### [THE TASK]
Restate the data below word for word. Skip any images it contains.
------------------------------------
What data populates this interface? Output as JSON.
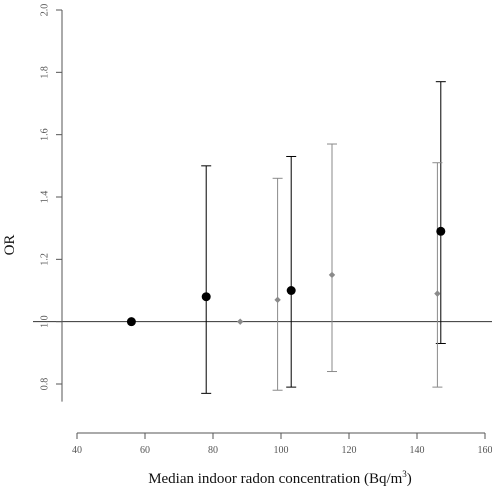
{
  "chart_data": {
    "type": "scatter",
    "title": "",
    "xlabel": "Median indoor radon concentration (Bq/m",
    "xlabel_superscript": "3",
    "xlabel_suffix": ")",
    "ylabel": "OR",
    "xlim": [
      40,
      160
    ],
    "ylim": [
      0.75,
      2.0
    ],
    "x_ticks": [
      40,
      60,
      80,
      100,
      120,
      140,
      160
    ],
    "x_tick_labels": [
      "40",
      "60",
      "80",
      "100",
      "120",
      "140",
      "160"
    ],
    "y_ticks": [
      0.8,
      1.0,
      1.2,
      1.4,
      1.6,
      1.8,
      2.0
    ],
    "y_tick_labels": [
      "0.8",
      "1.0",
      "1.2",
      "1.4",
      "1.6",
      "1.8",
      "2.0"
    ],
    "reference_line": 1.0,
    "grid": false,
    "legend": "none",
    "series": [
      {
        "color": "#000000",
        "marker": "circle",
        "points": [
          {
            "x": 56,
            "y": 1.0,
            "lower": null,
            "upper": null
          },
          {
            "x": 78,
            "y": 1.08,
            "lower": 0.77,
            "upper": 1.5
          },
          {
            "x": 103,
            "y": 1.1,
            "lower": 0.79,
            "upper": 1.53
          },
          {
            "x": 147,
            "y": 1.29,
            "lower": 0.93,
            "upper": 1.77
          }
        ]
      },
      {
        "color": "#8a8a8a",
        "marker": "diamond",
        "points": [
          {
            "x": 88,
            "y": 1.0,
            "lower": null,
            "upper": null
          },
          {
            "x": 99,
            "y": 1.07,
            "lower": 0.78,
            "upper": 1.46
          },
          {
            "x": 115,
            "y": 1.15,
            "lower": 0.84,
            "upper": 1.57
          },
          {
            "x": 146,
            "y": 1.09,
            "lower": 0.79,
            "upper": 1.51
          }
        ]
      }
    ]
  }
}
------------------------------------
### [OUTPUT FOR THIS TASK]
What data populates this interface? Output as JSON.
{
  "chart_data": {
    "type": "scatter",
    "title": "",
    "xlabel": "Median indoor radon concentration (Bq/m",
    "xlabel_superscript": "3",
    "xlabel_suffix": ")",
    "ylabel": "OR",
    "xlim": [
      40,
      160
    ],
    "ylim": [
      0.75,
      2.0
    ],
    "x_ticks": [
      40,
      60,
      80,
      100,
      120,
      140,
      160
    ],
    "x_tick_labels": [
      "40",
      "60",
      "80",
      "100",
      "120",
      "140",
      "160"
    ],
    "y_ticks": [
      0.8,
      1.0,
      1.2,
      1.4,
      1.6,
      1.8,
      2.0
    ],
    "y_tick_labels": [
      "0.8",
      "1.0",
      "1.2",
      "1.4",
      "1.6",
      "1.8",
      "2.0"
    ],
    "reference_line": 1.0,
    "grid": false,
    "legend": "none",
    "series": [
      {
        "color": "#000000",
        "marker": "circle",
        "points": [
          {
            "x": 56,
            "y": 1.0,
            "lower": null,
            "upper": null
          },
          {
            "x": 78,
            "y": 1.08,
            "lower": 0.77,
            "upper": 1.5
          },
          {
            "x": 103,
            "y": 1.1,
            "lower": 0.79,
            "upper": 1.53
          },
          {
            "x": 147,
            "y": 1.29,
            "lower": 0.93,
            "upper": 1.77
          }
        ]
      },
      {
        "color": "#8a8a8a",
        "marker": "diamond",
        "points": [
          {
            "x": 88,
            "y": 1.0,
            "lower": null,
            "upper": null
          },
          {
            "x": 99,
            "y": 1.07,
            "lower": 0.78,
            "upper": 1.46
          },
          {
            "x": 115,
            "y": 1.15,
            "lower": 0.84,
            "upper": 1.57
          },
          {
            "x": 146,
            "y": 1.09,
            "lower": 0.79,
            "upper": 1.51
          }
        ]
      }
    ]
  }
}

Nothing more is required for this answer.